Write out the material exactly, leaving every picture behind.

Start of STORED ROWS

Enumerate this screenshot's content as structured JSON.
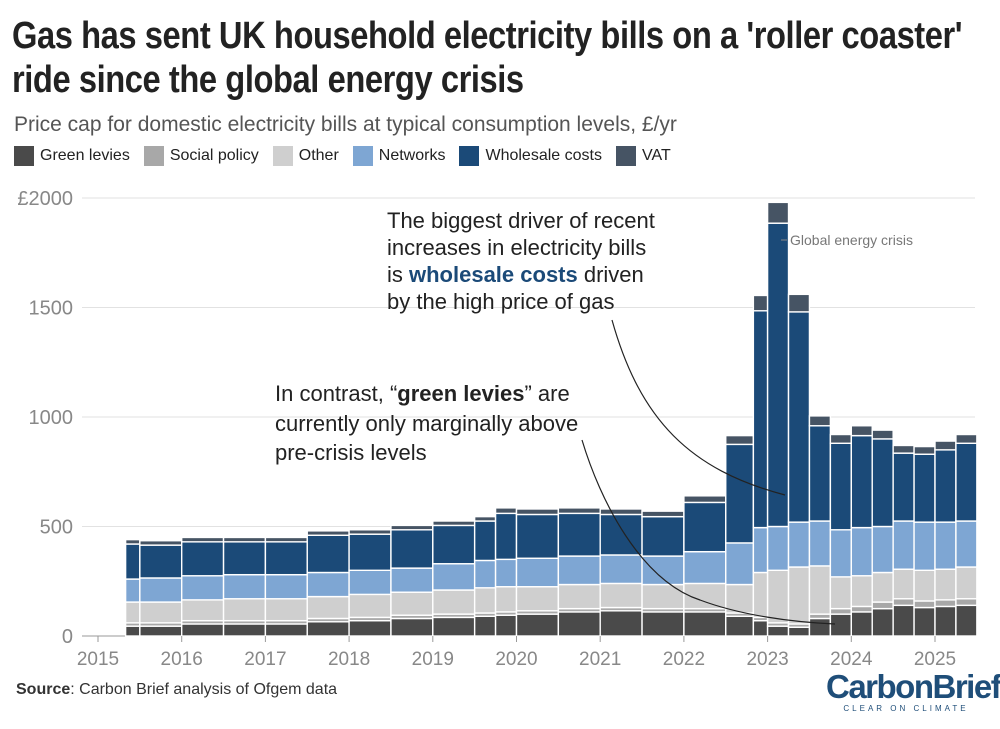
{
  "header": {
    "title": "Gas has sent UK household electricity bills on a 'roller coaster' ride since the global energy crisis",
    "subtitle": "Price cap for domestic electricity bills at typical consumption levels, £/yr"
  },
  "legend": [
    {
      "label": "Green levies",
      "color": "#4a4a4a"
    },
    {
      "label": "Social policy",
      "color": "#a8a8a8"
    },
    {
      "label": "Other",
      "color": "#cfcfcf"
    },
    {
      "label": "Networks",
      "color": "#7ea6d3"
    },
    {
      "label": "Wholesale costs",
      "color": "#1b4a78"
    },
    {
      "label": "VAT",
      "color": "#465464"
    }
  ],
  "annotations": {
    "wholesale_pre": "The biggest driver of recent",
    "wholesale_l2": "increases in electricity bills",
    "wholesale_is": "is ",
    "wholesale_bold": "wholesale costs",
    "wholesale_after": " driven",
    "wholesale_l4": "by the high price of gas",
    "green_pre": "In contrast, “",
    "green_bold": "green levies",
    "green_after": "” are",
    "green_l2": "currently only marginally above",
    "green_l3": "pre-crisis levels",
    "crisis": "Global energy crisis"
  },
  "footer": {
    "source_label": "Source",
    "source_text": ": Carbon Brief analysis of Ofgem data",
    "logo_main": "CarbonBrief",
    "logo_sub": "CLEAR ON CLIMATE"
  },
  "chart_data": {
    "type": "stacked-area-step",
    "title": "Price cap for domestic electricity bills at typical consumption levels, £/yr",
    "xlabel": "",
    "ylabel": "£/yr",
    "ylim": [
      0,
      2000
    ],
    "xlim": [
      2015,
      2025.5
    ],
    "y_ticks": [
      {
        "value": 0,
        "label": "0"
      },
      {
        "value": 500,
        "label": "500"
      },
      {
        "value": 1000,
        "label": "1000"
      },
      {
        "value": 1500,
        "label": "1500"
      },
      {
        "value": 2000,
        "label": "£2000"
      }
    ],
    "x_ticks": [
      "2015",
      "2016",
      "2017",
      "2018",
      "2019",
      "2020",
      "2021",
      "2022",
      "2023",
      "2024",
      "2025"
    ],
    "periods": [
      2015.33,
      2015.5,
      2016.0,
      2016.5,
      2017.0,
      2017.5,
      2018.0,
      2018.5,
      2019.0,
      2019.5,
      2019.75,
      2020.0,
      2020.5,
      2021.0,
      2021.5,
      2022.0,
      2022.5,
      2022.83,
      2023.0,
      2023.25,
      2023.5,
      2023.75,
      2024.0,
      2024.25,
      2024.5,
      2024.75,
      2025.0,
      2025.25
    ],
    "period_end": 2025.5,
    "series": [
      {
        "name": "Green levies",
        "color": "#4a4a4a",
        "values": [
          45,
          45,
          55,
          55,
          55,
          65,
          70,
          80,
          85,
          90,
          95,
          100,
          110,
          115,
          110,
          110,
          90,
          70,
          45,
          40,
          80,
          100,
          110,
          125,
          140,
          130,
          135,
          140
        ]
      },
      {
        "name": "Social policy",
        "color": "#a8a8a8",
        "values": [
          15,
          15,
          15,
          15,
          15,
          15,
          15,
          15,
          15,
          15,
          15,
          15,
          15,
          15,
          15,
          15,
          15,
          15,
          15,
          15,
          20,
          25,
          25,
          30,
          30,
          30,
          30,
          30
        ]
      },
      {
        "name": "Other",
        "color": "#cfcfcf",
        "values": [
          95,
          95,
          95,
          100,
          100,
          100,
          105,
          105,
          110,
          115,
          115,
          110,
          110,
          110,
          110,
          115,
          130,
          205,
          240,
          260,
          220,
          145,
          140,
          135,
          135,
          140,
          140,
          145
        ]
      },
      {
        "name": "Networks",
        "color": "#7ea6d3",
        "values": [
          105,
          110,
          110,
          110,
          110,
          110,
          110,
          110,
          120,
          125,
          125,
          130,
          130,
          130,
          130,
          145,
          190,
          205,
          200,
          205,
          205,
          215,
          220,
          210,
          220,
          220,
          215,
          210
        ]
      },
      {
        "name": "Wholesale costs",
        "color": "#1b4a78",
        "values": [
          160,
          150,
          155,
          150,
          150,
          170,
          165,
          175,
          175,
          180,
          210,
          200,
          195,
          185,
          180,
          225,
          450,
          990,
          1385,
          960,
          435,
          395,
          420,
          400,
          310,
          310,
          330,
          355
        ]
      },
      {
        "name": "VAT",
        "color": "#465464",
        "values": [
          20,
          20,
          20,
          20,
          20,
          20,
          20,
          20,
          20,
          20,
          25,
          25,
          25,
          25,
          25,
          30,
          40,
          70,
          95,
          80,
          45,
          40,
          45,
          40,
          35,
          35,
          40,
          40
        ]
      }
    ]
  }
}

End of STORED ROWS

EXPECTED OUTPUT:
Enumerate this screenshot's content as structured JSON.
{
  "header": {
    "title": "Gas has sent UK household electricity bills on a 'roller coaster' ride since the global energy crisis",
    "subtitle": "Price cap for domestic electricity bills at typical consumption levels, £/yr"
  },
  "legend": [
    {
      "label": "Green levies",
      "color": "#4a4a4a"
    },
    {
      "label": "Social policy",
      "color": "#a8a8a8"
    },
    {
      "label": "Other",
      "color": "#cfcfcf"
    },
    {
      "label": "Networks",
      "color": "#7ea6d3"
    },
    {
      "label": "Wholesale costs",
      "color": "#1b4a78"
    },
    {
      "label": "VAT",
      "color": "#465464"
    }
  ],
  "annotations": {
    "wholesale_pre": "The biggest driver of recent",
    "wholesale_l2": "increases in electricity bills",
    "wholesale_is": "is ",
    "wholesale_bold": "wholesale costs",
    "wholesale_after": " driven",
    "wholesale_l4": "by the high price of gas",
    "green_pre": "In contrast, “",
    "green_bold": "green levies",
    "green_after": "” are",
    "green_l2": "currently only marginally above",
    "green_l3": "pre-crisis levels",
    "crisis": "Global energy crisis"
  },
  "footer": {
    "source_label": "Source",
    "source_text": ": Carbon Brief analysis of Ofgem data",
    "logo_main": "CarbonBrief",
    "logo_sub": "CLEAR ON CLIMATE"
  },
  "chart_data": {
    "type": "stacked-area-step",
    "title": "Price cap for domestic electricity bills at typical consumption levels, £/yr",
    "xlabel": "",
    "ylabel": "£/yr",
    "ylim": [
      0,
      2000
    ],
    "xlim": [
      2015,
      2025.5
    ],
    "y_ticks": [
      {
        "value": 0,
        "label": "0"
      },
      {
        "value": 500,
        "label": "500"
      },
      {
        "value": 1000,
        "label": "1000"
      },
      {
        "value": 1500,
        "label": "1500"
      },
      {
        "value": 2000,
        "label": "£2000"
      }
    ],
    "x_ticks": [
      "2015",
      "2016",
      "2017",
      "2018",
      "2019",
      "2020",
      "2021",
      "2022",
      "2023",
      "2024",
      "2025"
    ],
    "periods": [
      2015.33,
      2015.5,
      2016.0,
      2016.5,
      2017.0,
      2017.5,
      2018.0,
      2018.5,
      2019.0,
      2019.5,
      2019.75,
      2020.0,
      2020.5,
      2021.0,
      2021.5,
      2022.0,
      2022.5,
      2022.83,
      2023.0,
      2023.25,
      2023.5,
      2023.75,
      2024.0,
      2024.25,
      2024.5,
      2024.75,
      2025.0,
      2025.25
    ],
    "period_end": 2025.5,
    "series": [
      {
        "name": "Green levies",
        "color": "#4a4a4a",
        "values": [
          45,
          45,
          55,
          55,
          55,
          65,
          70,
          80,
          85,
          90,
          95,
          100,
          110,
          115,
          110,
          110,
          90,
          70,
          45,
          40,
          80,
          100,
          110,
          125,
          140,
          130,
          135,
          140
        ]
      },
      {
        "name": "Social policy",
        "color": "#a8a8a8",
        "values": [
          15,
          15,
          15,
          15,
          15,
          15,
          15,
          15,
          15,
          15,
          15,
          15,
          15,
          15,
          15,
          15,
          15,
          15,
          15,
          15,
          20,
          25,
          25,
          30,
          30,
          30,
          30,
          30
        ]
      },
      {
        "name": "Other",
        "color": "#cfcfcf",
        "values": [
          95,
          95,
          95,
          100,
          100,
          100,
          105,
          105,
          110,
          115,
          115,
          110,
          110,
          110,
          110,
          115,
          130,
          205,
          240,
          260,
          220,
          145,
          140,
          135,
          135,
          140,
          140,
          145
        ]
      },
      {
        "name": "Networks",
        "color": "#7ea6d3",
        "values": [
          105,
          110,
          110,
          110,
          110,
          110,
          110,
          110,
          120,
          125,
          125,
          130,
          130,
          130,
          130,
          145,
          190,
          205,
          200,
          205,
          205,
          215,
          220,
          210,
          220,
          220,
          215,
          210
        ]
      },
      {
        "name": "Wholesale costs",
        "color": "#1b4a78",
        "values": [
          160,
          150,
          155,
          150,
          150,
          170,
          165,
          175,
          175,
          180,
          210,
          200,
          195,
          185,
          180,
          225,
          450,
          990,
          1385,
          960,
          435,
          395,
          420,
          400,
          310,
          310,
          330,
          355
        ]
      },
      {
        "name": "VAT",
        "color": "#465464",
        "values": [
          20,
          20,
          20,
          20,
          20,
          20,
          20,
          20,
          20,
          20,
          25,
          25,
          25,
          25,
          25,
          30,
          40,
          70,
          95,
          80,
          45,
          40,
          45,
          40,
          35,
          35,
          40,
          40
        ]
      }
    ]
  }
}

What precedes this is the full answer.